REQUEST -
Check each line of the data for "JSON" and select those that have it.

════════════════

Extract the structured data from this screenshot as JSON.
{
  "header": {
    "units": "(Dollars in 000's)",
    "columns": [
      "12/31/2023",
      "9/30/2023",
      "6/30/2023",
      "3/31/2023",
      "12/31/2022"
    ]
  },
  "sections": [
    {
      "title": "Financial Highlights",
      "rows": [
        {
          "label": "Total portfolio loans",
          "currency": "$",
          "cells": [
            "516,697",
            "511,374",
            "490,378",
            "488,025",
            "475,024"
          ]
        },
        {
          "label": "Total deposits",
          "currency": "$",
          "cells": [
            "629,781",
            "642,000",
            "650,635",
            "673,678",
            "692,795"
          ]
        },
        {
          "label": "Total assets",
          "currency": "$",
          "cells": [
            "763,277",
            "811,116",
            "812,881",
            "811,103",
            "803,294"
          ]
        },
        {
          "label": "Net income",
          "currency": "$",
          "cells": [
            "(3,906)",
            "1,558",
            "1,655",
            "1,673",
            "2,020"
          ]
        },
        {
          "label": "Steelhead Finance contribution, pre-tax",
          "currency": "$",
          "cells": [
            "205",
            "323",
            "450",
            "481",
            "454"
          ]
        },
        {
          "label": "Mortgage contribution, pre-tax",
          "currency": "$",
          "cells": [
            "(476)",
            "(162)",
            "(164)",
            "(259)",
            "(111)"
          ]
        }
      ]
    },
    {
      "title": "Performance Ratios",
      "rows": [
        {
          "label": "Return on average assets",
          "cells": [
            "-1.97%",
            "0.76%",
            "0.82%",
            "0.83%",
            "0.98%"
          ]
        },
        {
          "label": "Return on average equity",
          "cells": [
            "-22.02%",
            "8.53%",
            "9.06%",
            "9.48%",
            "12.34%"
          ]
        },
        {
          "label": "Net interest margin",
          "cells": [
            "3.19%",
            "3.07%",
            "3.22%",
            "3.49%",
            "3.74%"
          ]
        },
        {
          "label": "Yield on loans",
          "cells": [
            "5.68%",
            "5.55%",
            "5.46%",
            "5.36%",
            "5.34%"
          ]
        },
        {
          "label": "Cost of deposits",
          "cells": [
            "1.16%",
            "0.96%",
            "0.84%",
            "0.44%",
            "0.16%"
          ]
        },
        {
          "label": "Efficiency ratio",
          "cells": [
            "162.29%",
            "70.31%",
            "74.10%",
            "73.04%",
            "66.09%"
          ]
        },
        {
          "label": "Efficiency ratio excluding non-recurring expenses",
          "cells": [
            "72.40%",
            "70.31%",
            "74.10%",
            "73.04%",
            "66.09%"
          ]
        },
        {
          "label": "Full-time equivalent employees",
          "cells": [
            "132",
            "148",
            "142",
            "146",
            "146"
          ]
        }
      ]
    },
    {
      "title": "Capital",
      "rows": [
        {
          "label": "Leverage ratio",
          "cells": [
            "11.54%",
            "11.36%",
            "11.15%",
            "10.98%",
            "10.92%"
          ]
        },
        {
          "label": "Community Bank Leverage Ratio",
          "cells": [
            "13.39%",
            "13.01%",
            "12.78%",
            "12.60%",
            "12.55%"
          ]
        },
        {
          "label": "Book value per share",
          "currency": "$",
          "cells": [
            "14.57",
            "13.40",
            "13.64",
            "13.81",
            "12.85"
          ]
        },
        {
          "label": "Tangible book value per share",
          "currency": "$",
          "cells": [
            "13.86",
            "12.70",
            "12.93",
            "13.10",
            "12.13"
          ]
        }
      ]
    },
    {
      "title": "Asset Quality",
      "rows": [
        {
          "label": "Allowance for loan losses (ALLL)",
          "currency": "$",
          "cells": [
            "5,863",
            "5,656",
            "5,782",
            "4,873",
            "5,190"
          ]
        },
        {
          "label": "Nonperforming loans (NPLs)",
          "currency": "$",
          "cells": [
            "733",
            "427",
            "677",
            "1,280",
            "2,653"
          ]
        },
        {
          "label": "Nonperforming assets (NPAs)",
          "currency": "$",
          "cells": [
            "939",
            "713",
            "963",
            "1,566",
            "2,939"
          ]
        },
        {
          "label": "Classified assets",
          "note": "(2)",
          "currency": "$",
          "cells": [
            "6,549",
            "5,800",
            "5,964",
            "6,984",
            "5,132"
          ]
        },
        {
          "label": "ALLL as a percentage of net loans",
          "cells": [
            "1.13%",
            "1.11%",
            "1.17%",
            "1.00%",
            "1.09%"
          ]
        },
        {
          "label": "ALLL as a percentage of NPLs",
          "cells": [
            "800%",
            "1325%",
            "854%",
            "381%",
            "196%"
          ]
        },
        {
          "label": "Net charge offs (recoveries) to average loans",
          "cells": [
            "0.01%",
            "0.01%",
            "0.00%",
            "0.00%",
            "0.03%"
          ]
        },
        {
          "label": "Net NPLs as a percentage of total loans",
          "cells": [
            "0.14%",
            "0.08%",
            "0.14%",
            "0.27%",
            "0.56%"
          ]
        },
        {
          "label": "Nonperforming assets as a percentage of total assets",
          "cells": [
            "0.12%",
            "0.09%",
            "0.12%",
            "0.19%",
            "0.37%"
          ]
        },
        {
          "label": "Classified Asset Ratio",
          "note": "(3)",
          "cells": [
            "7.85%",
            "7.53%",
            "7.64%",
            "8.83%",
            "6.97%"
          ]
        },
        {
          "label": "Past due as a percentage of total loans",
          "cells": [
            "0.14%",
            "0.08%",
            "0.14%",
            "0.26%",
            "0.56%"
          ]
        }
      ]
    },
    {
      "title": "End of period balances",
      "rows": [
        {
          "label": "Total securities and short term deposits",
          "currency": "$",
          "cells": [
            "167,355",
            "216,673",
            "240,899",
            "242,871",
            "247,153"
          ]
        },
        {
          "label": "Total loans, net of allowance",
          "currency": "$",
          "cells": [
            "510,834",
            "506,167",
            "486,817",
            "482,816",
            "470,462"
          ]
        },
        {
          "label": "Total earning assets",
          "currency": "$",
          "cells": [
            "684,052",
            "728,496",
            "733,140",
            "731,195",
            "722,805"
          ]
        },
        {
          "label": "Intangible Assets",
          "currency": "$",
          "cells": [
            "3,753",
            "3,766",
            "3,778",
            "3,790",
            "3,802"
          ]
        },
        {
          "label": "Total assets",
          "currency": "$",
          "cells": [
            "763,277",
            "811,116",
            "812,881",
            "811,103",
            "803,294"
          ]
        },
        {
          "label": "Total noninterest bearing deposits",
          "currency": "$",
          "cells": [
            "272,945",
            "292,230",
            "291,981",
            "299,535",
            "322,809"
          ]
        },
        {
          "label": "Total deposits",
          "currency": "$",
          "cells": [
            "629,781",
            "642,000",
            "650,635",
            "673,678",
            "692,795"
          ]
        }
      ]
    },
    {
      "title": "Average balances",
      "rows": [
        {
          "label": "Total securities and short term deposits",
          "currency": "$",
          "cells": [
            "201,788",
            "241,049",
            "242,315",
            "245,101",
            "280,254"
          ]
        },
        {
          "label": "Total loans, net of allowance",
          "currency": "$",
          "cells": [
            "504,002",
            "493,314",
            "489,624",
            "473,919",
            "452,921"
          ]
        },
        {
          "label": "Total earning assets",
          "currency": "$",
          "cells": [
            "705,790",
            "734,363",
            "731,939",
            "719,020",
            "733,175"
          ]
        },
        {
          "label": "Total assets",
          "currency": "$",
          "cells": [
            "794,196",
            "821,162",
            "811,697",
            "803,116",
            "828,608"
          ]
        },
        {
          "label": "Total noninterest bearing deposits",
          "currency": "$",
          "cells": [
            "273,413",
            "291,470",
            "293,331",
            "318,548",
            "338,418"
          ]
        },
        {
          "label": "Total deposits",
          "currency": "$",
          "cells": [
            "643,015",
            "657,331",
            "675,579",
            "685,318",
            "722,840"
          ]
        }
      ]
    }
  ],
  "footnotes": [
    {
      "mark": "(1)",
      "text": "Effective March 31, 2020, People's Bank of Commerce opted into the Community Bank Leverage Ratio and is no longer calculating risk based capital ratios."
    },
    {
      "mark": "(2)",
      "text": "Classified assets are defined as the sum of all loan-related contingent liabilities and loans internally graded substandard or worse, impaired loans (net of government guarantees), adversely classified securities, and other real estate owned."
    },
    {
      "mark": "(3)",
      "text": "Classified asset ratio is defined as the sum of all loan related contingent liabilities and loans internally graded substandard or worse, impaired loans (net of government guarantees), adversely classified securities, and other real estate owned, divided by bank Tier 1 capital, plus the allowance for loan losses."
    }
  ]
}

════════════════

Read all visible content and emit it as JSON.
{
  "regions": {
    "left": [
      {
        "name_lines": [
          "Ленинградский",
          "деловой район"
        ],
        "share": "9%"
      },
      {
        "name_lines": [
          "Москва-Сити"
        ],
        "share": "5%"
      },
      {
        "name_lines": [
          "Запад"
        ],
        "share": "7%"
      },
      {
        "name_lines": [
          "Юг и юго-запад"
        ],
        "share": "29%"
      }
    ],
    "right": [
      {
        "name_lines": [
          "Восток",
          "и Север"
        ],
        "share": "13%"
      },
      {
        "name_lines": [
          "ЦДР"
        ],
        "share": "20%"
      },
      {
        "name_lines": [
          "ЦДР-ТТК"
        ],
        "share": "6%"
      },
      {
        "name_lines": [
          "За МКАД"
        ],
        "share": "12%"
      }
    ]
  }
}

════════════════

WRITTEN REPLY -
Extract the structured data from this screenshot as JSON.
Read all visible content and emit it as JSON.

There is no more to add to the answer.